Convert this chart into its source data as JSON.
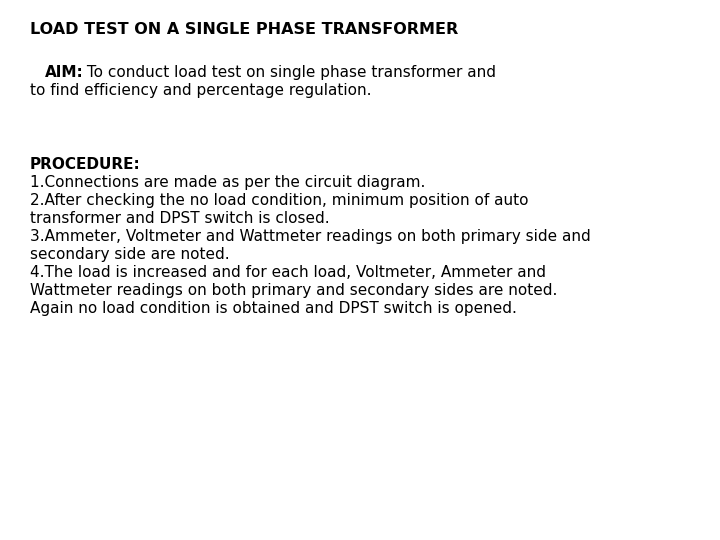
{
  "background_color": "#ffffff",
  "text_color": "#000000",
  "title": "LOAD TEST ON A SINGLE PHASE TRANSFORMER",
  "title_fontsize": 11.5,
  "aim_label": "AIM:",
  "aim_rest": " To conduct load test on single phase transformer and\nto find efficiency and percentage regulation.",
  "aim_fontsize": 11.0,
  "procedure_label": "PROCEDURE:",
  "procedure_fontsize": 11.0,
  "procedure_lines": [
    "1.Connections are made as per the circuit diagram.",
    "2.After checking the no load condition, minimum position of auto",
    "transformer and DPST switch is closed.",
    "3.Ammeter, Voltmeter and Wattmeter readings on both primary side and",
    "secondary side are noted.",
    "4.The load is increased and for each load, Voltmeter, Ammeter and",
    "Wattmeter readings on both primary and secondary sides are noted.",
    "Again no load condition is obtained and DPST switch is opened."
  ]
}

TASK BRIEF:
In the lines above, locate the string "condition". Copy every line where it occurs.

SOLUTION FOR THIS PROBLEM:
    "2.After checking the no load condition, minimum position of auto",
    "Again no load condition is obtained and DPST switch is opened."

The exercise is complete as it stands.